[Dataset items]
________________________
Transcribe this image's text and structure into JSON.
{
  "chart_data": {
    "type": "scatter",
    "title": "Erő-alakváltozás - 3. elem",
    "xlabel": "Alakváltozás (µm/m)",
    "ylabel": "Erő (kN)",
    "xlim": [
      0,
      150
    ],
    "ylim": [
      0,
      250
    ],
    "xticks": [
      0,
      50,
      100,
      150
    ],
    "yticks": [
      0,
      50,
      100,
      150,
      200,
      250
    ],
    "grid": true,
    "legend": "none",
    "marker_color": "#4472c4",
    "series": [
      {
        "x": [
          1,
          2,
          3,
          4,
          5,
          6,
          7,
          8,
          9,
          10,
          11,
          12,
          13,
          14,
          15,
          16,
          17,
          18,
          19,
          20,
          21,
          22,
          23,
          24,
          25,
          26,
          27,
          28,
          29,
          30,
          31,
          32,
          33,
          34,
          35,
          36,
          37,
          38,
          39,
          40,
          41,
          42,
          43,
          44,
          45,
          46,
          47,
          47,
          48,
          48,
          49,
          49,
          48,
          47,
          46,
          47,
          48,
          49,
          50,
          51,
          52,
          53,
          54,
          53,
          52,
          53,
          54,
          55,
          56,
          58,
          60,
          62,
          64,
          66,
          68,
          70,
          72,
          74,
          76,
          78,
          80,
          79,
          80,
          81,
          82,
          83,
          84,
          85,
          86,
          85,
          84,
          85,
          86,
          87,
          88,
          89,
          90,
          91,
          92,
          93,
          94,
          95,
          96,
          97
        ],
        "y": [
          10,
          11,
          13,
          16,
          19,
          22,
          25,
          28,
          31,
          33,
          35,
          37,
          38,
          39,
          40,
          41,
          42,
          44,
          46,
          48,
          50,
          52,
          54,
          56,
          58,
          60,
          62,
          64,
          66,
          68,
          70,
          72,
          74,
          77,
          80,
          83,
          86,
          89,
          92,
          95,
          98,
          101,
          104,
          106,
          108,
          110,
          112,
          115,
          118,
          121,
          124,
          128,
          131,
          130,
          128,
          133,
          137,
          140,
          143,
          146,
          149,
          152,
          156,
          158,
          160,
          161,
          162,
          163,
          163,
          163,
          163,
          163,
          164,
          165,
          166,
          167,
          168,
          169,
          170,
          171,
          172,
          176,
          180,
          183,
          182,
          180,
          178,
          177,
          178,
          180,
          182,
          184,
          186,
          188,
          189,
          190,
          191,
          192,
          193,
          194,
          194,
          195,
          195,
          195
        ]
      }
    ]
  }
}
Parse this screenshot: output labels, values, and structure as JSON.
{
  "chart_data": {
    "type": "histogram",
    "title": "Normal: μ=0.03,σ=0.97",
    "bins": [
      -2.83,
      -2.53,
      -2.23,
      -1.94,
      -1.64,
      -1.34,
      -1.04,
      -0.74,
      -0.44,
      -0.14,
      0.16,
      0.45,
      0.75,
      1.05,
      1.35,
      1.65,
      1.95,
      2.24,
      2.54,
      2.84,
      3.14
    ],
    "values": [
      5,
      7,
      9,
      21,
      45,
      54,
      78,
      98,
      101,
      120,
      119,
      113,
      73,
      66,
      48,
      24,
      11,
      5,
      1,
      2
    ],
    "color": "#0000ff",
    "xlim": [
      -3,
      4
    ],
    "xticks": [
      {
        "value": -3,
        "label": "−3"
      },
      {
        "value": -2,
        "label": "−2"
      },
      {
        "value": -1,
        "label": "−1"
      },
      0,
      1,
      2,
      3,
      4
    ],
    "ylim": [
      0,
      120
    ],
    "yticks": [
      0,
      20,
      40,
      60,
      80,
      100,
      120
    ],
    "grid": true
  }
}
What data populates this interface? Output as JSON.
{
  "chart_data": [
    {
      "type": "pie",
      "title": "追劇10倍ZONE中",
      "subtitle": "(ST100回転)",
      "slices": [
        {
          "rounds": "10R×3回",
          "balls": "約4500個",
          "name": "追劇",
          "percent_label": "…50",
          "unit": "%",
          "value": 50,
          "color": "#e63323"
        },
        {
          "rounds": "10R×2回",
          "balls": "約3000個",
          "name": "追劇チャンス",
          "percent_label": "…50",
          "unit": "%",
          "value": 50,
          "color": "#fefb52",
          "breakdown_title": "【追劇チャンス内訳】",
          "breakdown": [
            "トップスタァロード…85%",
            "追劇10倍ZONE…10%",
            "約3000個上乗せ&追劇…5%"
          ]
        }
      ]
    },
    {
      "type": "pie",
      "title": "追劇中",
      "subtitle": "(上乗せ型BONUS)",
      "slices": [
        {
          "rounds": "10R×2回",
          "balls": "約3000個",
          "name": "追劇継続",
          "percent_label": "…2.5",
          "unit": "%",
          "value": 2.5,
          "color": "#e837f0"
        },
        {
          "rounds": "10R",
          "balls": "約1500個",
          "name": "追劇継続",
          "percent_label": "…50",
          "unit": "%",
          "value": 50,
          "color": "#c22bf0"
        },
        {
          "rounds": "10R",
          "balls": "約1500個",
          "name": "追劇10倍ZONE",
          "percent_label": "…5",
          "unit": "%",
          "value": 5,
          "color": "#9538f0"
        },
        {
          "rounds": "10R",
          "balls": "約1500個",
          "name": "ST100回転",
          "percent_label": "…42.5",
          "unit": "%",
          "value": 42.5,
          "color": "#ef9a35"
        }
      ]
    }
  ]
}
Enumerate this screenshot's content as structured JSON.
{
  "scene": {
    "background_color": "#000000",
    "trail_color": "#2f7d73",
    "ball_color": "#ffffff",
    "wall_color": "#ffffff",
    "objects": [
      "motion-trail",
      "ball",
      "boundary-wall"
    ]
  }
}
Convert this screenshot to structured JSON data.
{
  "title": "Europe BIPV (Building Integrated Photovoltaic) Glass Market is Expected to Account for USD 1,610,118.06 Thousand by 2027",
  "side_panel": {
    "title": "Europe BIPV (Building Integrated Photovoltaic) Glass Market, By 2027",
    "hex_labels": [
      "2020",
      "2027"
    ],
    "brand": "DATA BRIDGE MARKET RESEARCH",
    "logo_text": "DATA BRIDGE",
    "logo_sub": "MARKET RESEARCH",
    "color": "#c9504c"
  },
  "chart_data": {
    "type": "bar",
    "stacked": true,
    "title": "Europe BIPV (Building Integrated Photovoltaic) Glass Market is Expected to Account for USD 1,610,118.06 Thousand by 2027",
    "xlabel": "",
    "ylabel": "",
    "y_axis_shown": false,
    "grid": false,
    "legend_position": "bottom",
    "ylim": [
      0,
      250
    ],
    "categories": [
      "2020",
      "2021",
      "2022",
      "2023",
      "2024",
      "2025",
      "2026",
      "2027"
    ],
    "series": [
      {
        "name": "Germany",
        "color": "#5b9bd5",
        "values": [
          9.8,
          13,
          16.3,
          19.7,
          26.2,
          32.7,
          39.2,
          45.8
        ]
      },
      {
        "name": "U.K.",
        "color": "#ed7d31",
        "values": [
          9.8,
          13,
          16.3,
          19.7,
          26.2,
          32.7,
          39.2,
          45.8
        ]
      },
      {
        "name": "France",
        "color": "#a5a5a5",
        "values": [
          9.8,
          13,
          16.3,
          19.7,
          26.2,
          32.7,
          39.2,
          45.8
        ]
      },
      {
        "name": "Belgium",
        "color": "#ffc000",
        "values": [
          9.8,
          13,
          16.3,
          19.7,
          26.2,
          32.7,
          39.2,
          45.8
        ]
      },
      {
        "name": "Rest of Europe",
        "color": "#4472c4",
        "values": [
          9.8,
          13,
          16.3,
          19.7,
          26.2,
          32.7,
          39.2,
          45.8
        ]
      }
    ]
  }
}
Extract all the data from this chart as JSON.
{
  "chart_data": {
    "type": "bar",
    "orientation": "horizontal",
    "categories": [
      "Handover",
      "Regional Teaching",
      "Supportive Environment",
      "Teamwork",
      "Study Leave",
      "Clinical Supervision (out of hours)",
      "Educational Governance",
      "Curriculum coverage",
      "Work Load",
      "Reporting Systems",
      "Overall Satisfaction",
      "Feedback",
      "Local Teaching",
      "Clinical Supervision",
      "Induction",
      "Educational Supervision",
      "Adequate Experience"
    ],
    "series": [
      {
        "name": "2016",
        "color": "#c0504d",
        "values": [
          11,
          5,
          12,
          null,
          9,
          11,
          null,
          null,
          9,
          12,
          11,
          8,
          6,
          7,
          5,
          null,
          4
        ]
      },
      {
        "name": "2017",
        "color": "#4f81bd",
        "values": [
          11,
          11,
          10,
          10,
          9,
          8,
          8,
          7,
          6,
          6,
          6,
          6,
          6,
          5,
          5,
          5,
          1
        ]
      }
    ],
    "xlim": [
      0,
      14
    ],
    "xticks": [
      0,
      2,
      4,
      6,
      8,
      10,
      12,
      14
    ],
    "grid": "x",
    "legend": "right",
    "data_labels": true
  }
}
________________________
WRITTEN EXERCISE
Read the entries and show each line that mentions "Account".

WRITTEN SOLUTION
  "title": "Europe BIPV (Building Integrated Photovoltaic) Glass Market is Expected to Account for USD 1,610,118.06 Thousand by 2027",
    "title": "Europe BIPV (Building Integrated Photovoltaic) Glass Market is Expected to Account for USD 1,610,118.06 Thousand by 2027",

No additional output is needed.